■ **TASK REQUIREMENTS**: Without including any pictures, write out the listing below exactly.
Begin DATA FOR THE TASK
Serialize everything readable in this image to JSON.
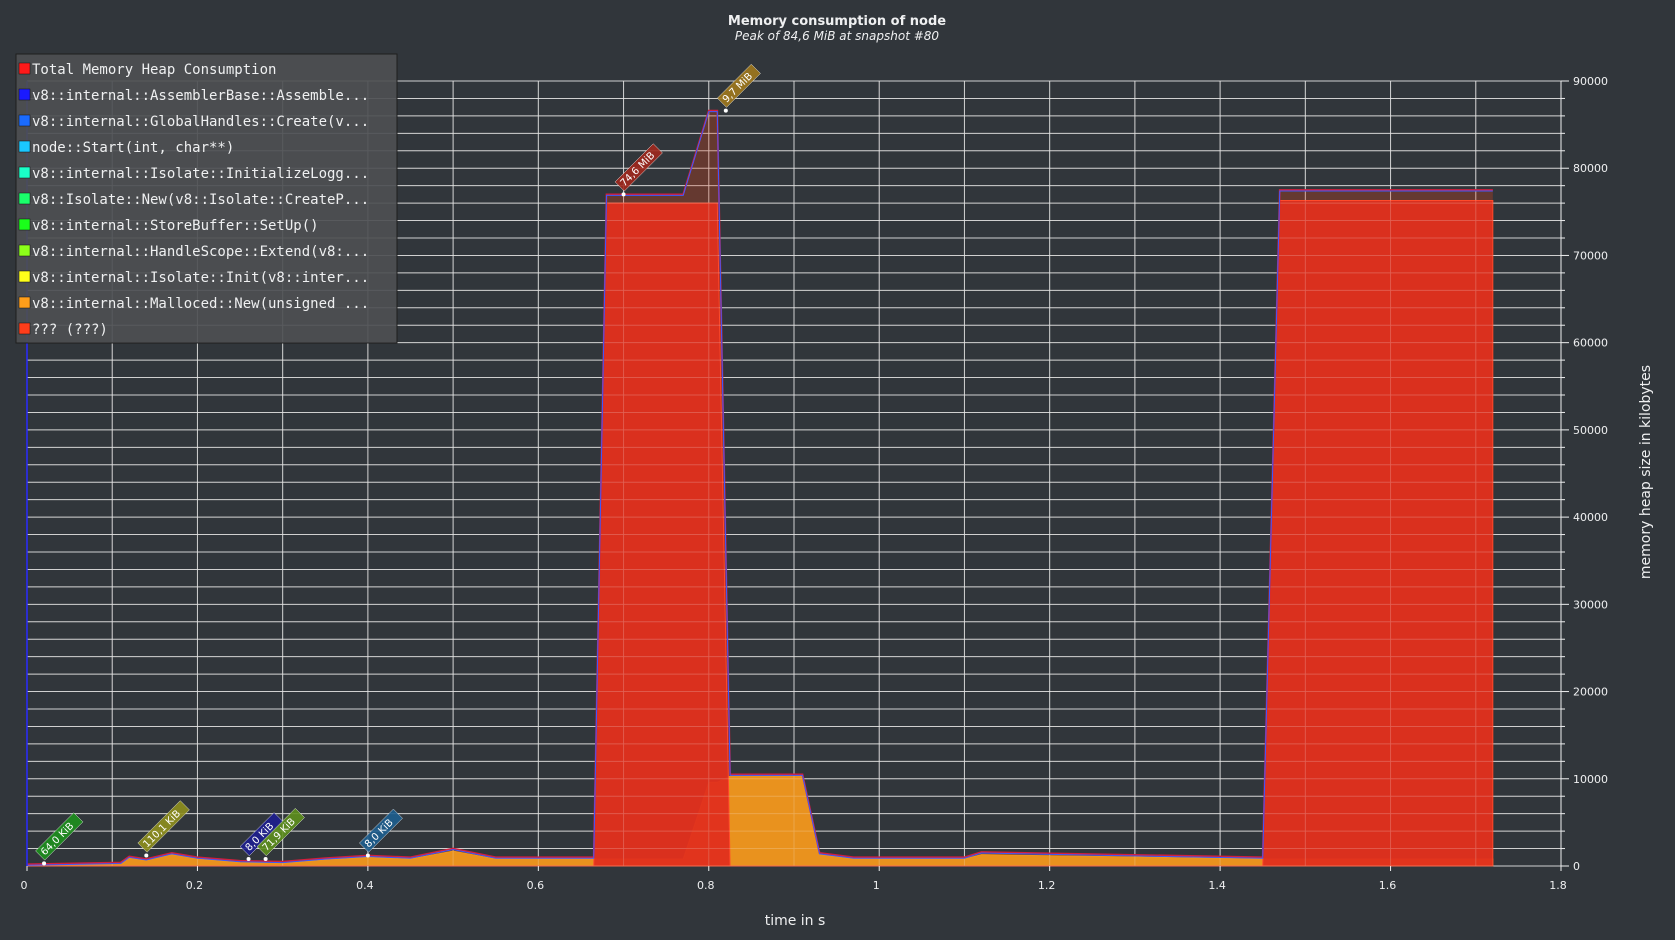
{
  "chart_data": {
    "type": "area",
    "title": "Memory consumption of node",
    "subtitle": "Peak of 84,6 MiB at snapshot #80",
    "xlabel": "time in s",
    "ylabel": "memory heap size in kilobytes",
    "xlim": [
      0,
      1.8
    ],
    "ylim": [
      0,
      90000
    ],
    "x_ticks": [
      "0",
      "0.2",
      "0.4",
      "0.6",
      "0.8",
      "1",
      "1.2",
      "1.4",
      "1.6",
      "1.8"
    ],
    "y_ticks": [
      "0",
      "10000",
      "20000",
      "30000",
      "40000",
      "50000",
      "60000",
      "70000",
      "80000",
      "90000"
    ],
    "grid": true,
    "legend_position": "top-left",
    "legend": [
      {
        "name": "Total Memory Heap Consumption",
        "color": "#ff1a1a"
      },
      {
        "name": "v8::internal::AssemblerBase::Assemble...",
        "color": "#1a1aff"
      },
      {
        "name": "v8::internal::GlobalHandles::Create(v...",
        "color": "#1a6bff"
      },
      {
        "name": "node::Start(int, char**)",
        "color": "#1ac8ff"
      },
      {
        "name": "v8::internal::Isolate::InitializeLogg...",
        "color": "#1affc8"
      },
      {
        "name": "v8::Isolate::New(v8::Isolate::CreateP...",
        "color": "#1aff6b"
      },
      {
        "name": "v8::internal::StoreBuffer::SetUp()",
        "color": "#1aff1a"
      },
      {
        "name": "v8::internal::HandleScope::Extend(v8:...",
        "color": "#8cff1a"
      },
      {
        "name": "v8::internal::Isolate::Init(v8::inter...",
        "color": "#ffff1a"
      },
      {
        "name": "v8::internal::Malloced::New(unsigned ...",
        "color": "#ff9e1a"
      },
      {
        "name": "??? (???)",
        "color": "#ff3d1a"
      }
    ],
    "series": [
      {
        "name": "Total Memory Heap Consumption",
        "x": [
          0,
          0.11,
          0.12,
          0.14,
          0.17,
          0.2,
          0.25,
          0.3,
          0.35,
          0.4,
          0.45,
          0.5,
          0.55,
          0.6,
          0.665,
          0.68,
          0.77,
          0.8,
          0.81,
          0.825,
          0.91,
          0.93,
          0.97,
          1.1,
          1.12,
          1.45,
          1.47,
          1.72
        ],
        "y": [
          200,
          400,
          1100,
          800,
          1500,
          1000,
          600,
          500,
          900,
          1200,
          1000,
          2000,
          1000,
          1000,
          1000,
          77000,
          77000,
          86600,
          86600,
          10500,
          10500,
          1500,
          1000,
          1000,
          1600,
          1000,
          77500,
          77500
        ]
      },
      {
        "name": "v8::internal::Malloced::New(unsigned ...",
        "x": [
          0,
          0.11,
          0.12,
          0.14,
          0.17,
          0.2,
          0.25,
          0.3,
          0.35,
          0.4,
          0.45,
          0.5,
          0.55,
          0.6,
          0.665,
          0.68,
          0.77,
          0.8,
          0.81,
          0.825,
          0.91,
          0.93,
          0.97,
          1.1,
          1.12,
          1.45,
          1.47,
          1.72
        ],
        "y": [
          100,
          300,
          900,
          600,
          1300,
          800,
          400,
          300,
          700,
          1000,
          800,
          1700,
          800,
          800,
          800,
          800,
          800,
          9600,
          9600,
          10300,
          10300,
          1300,
          800,
          800,
          1300,
          800,
          800,
          800
        ]
      },
      {
        "name": "??? (???)",
        "x": [
          0,
          0.665,
          0.68,
          0.81,
          0.825,
          1.45,
          1.47,
          1.72
        ],
        "y": [
          0,
          0,
          76000,
          76000,
          0,
          0,
          76300,
          76300
        ]
      }
    ],
    "annotations": [
      {
        "text": "64,0 KiB",
        "x": 0.02,
        "y": 300,
        "color": "#1e8f1e"
      },
      {
        "text": "110,1 KiB",
        "x": 0.14,
        "y": 1200,
        "color": "#8f8f1e"
      },
      {
        "text": "8,0 KiB",
        "x": 0.26,
        "y": 800,
        "color": "#1e1e8f"
      },
      {
        "text": "71,9 KiB",
        "x": 0.28,
        "y": 800,
        "color": "#5e8f1e"
      },
      {
        "text": "8,0 KiB",
        "x": 0.4,
        "y": 1200,
        "color": "#1e5e8f"
      },
      {
        "text": "74,6 MiB",
        "x": 0.7,
        "y": 77000,
        "color": "#a0281e"
      },
      {
        "text": "9,7 MiB",
        "x": 0.82,
        "y": 86600,
        "color": "#a0781e"
      }
    ]
  }
}
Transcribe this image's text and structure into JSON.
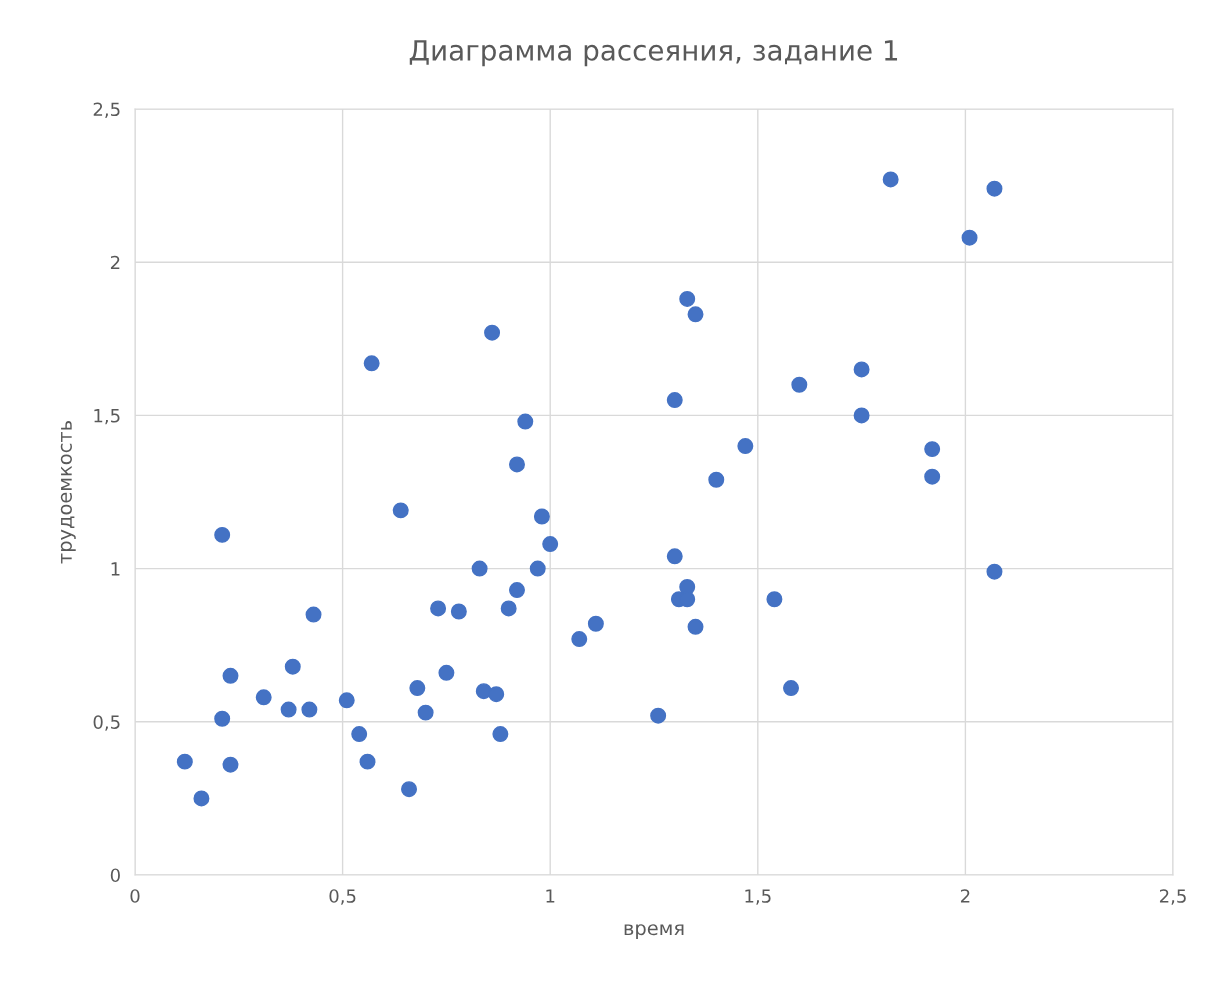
{
  "chart_data": {
    "type": "scatter",
    "title": "Диаграмма рассеяния, задание 1",
    "xlabel": "время",
    "ylabel": "трудоемкость",
    "x": [
      0.12,
      0.16,
      0.21,
      0.21,
      0.23,
      0.23,
      0.31,
      0.37,
      0.38,
      0.42,
      0.43,
      0.51,
      0.54,
      0.56,
      0.57,
      0.64,
      0.66,
      0.68,
      0.7,
      0.73,
      0.75,
      0.78,
      0.83,
      0.84,
      0.86,
      0.87,
      0.88,
      0.9,
      0.92,
      0.92,
      0.94,
      0.97,
      0.98,
      1.0,
      1.07,
      1.11,
      1.26,
      1.3,
      1.3,
      1.31,
      1.33,
      1.33,
      1.33,
      1.35,
      1.35,
      1.4,
      1.47,
      1.54,
      1.58,
      1.6,
      1.75,
      1.75,
      1.82,
      1.92,
      1.92,
      2.01,
      2.07,
      2.07
    ],
    "series": [
      {
        "color": "#4472c4",
        "values": [
          0.37,
          0.25,
          1.11,
          0.51,
          0.36,
          0.65,
          0.58,
          0.54,
          0.68,
          0.54,
          0.85,
          0.57,
          0.46,
          0.37,
          1.67,
          1.19,
          0.28,
          0.61,
          0.53,
          0.87,
          0.66,
          0.86,
          1.0,
          0.6,
          1.77,
          0.59,
          0.46,
          0.87,
          1.34,
          0.93,
          1.48,
          1.0,
          1.17,
          1.08,
          0.77,
          0.82,
          0.52,
          1.55,
          1.04,
          0.9,
          1.88,
          0.94,
          0.9,
          1.83,
          0.81,
          1.29,
          1.4,
          0.9,
          0.61,
          1.6,
          1.65,
          1.5,
          2.27,
          1.39,
          1.3,
          2.08,
          2.24,
          0.99
        ]
      }
    ],
    "xlim": [
      0,
      2.5
    ],
    "ylim": [
      0,
      2.5
    ],
    "xticks": [
      0,
      {
        "value": 0.5,
        "label": "0,5"
      },
      1,
      {
        "value": 1.5,
        "label": "1,5"
      },
      2,
      {
        "value": 2.5,
        "label": "2,5"
      }
    ],
    "yticks": [
      0,
      {
        "value": 0.5,
        "label": "0,5"
      },
      1,
      {
        "value": 1.5,
        "label": "1,5"
      },
      2,
      {
        "value": 2.5,
        "label": "2,5"
      }
    ],
    "grid": true,
    "marker": "circle",
    "legend": false
  }
}
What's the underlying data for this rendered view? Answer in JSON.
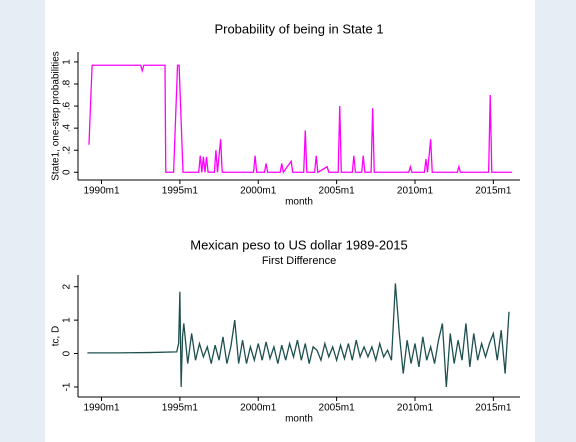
End DATA FOR THE TASK
■ **RESPONSE TO THIS EXERCISE**:
Serialize everything readable in this image to JSON.
{
  "chart_data": {
    "type": "area",
    "title": "Memory consumption of node",
    "subtitle": "Peak of 84,6 MiB at snapshot #80",
    "xlabel": "time in s",
    "ylabel": "memory heap size in kilobytes",
    "xlim": [
      0,
      1.8
    ],
    "ylim": [
      0,
      90000
    ],
    "x_ticks": [
      "0",
      "0.2",
      "0.4",
      "0.6",
      "0.8",
      "1",
      "1.2",
      "1.4",
      "1.6",
      "1.8"
    ],
    "y_ticks": [
      "0",
      "10000",
      "20000",
      "30000",
      "40000",
      "50000",
      "60000",
      "70000",
      "80000",
      "90000"
    ],
    "grid": true,
    "legend_position": "top-left",
    "legend": [
      {
        "name": "Total Memory Heap Consumption",
        "color": "#ff1a1a"
      },
      {
        "name": "v8::internal::AssemblerBase::Assemble...",
        "color": "#1a1aff"
      },
      {
        "name": "v8::internal::GlobalHandles::Create(v...",
        "color": "#1a6bff"
      },
      {
        "name": "node::Start(int, char**)",
        "color": "#1ac8ff"
      },
      {
        "name": "v8::internal::Isolate::InitializeLogg...",
        "color": "#1affc8"
      },
      {
        "name": "v8::Isolate::New(v8::Isolate::CreateP...",
        "color": "#1aff6b"
      },
      {
        "name": "v8::internal::StoreBuffer::SetUp()",
        "color": "#1aff1a"
      },
      {
        "name": "v8::internal::HandleScope::Extend(v8:...",
        "color": "#8cff1a"
      },
      {
        "name": "v8::internal::Isolate::Init(v8::inter...",
        "color": "#ffff1a"
      },
      {
        "name": "v8::internal::Malloced::New(unsigned ...",
        "color": "#ff9e1a"
      },
      {
        "name": "??? (???)",
        "color": "#ff3d1a"
      }
    ],
    "series": [
      {
        "name": "Total Memory Heap Consumption",
        "x": [
          0,
          0.11,
          0.12,
          0.14,
          0.17,
          0.2,
          0.25,
          0.3,
          0.35,
          0.4,
          0.45,
          0.5,
          0.55,
          0.6,
          0.665,
          0.68,
          0.77,
          0.8,
          0.81,
          0.825,
          0.91,
          0.93,
          0.97,
          1.1,
          1.12,
          1.45,
          1.47,
          1.72
        ],
        "y": [
          200,
          400,
          1100,
          800,
          1500,
          1000,
          600,
          500,
          900,
          1200,
          1000,
          2000,
          1000,
          1000,
          1000,
          77000,
          77000,
          86600,
          86600,
          10500,
          10500,
          1500,
          1000,
          1000,
          1600,
          1000,
          77500,
          77500
        ]
      },
      {
        "name": "v8::internal::Malloced::New(unsigned ...",
        "x": [
          0,
          0.11,
          0.12,
          0.14,
          0.17,
          0.2,
          0.25,
          0.3,
          0.35,
          0.4,
          0.45,
          0.5,
          0.55,
          0.6,
          0.665,
          0.68,
          0.77,
          0.8,
          0.81,
          0.825,
          0.91,
          0.93,
          0.97,
          1.1,
          1.12,
          1.45,
          1.47,
          1.72
        ],
        "y": [
          100,
          300,
          900,
          600,
          1300,
          800,
          400,
          300,
          700,
          1000,
          800,
          1700,
          800,
          800,
          800,
          800,
          800,
          9600,
          9600,
          10300,
          10300,
          1300,
          800,
          800,
          1300,
          800,
          800,
          800
        ]
      },
      {
        "name": "??? (???)",
        "x": [
          0,
          0.665,
          0.68,
          0.81,
          0.825,
          1.45,
          1.47,
          1.72
        ],
        "y": [
          0,
          0,
          76000,
          76000,
          0,
          0,
          76300,
          76300
        ]
      }
    ],
    "annotations": [
      {
        "text": "64,0 KiB",
        "x": 0.02,
        "y": 300,
        "color": "#1e8f1e"
      },
      {
        "text": "110,1 KiB",
        "x": 0.14,
        "y": 1200,
        "color": "#8f8f1e"
      },
      {
        "text": "8,0 KiB",
        "x": 0.26,
        "y": 800,
        "color": "#1e1e8f"
      },
      {
        "text": "71,9 KiB",
        "x": 0.28,
        "y": 800,
        "color": "#5e8f1e"
      },
      {
        "text": "8,0 KiB",
        "x": 0.4,
        "y": 1200,
        "color": "#1e5e8f"
      },
      {
        "text": "74,6 MiB",
        "x": 0.7,
        "y": 77000,
        "color": "#a0281e"
      },
      {
        "text": "9,7 MiB",
        "x": 0.82,
        "y": 86600,
        "color": "#a0781e"
      }
    ]
  }
}
Transcribe this image's text and structure into JSON.
{
  "chart_data": {
    "type": "scatter",
    "title": "Диаграмма рассеяния, задание 1",
    "xlabel": "время",
    "ylabel": "трудоемкость",
    "x": [
      0.12,
      0.16,
      0.21,
      0.21,
      0.23,
      0.23,
      0.31,
      0.37,
      0.38,
      0.42,
      0.43,
      0.51,
      0.54,
      0.56,
      0.57,
      0.64,
      0.66,
      0.68,
      0.7,
      0.73,
      0.75,
      0.78,
      0.83,
      0.84,
      0.86,
      0.87,
      0.88,
      0.9,
      0.92,
      0.92,
      0.94,
      0.97,
      0.98,
      1.0,
      1.07,
      1.11,
      1.26,
      1.3,
      1.3,
      1.31,
      1.33,
      1.33,
      1.33,
      1.35,
      1.35,
      1.4,
      1.47,
      1.54,
      1.58,
      1.6,
      1.75,
      1.75,
      1.82,
      1.92,
      1.92,
      2.01,
      2.07,
      2.07
    ],
    "series": [
      {
        "color": "#4472c4",
        "values": [
          0.37,
          0.25,
          1.11,
          0.51,
          0.36,
          0.65,
          0.58,
          0.54,
          0.68,
          0.54,
          0.85,
          0.57,
          0.46,
          0.37,
          1.67,
          1.19,
          0.28,
          0.61,
          0.53,
          0.87,
          0.66,
          0.86,
          1.0,
          0.6,
          1.77,
          0.59,
          0.46,
          0.87,
          1.34,
          0.93,
          1.48,
          1.0,
          1.17,
          1.08,
          0.77,
          0.82,
          0.52,
          1.55,
          1.04,
          0.9,
          1.88,
          0.94,
          0.9,
          1.83,
          0.81,
          1.29,
          1.4,
          0.9,
          0.61,
          1.6,
          1.65,
          1.5,
          2.27,
          1.39,
          1.3,
          2.08,
          2.24,
          0.99
        ]
      }
    ],
    "xlim": [
      0,
      2.5
    ],
    "ylim": [
      0,
      2.5
    ],
    "xticks": [
      0,
      {
        "value": 0.5,
        "label": "0,5"
      },
      1,
      {
        "value": 1.5,
        "label": "1,5"
      },
      2,
      {
        "value": 2.5,
        "label": "2,5"
      }
    ],
    "yticks": [
      0,
      {
        "value": 0.5,
        "label": "0,5"
      },
      1,
      {
        "value": 1.5,
        "label": "1,5"
      },
      2,
      {
        "value": 2.5,
        "label": "2,5"
      }
    ],
    "grid": true,
    "marker": "circle",
    "legend": false
  }
}
What's the underlying data for this rendered view? Answer in JSON.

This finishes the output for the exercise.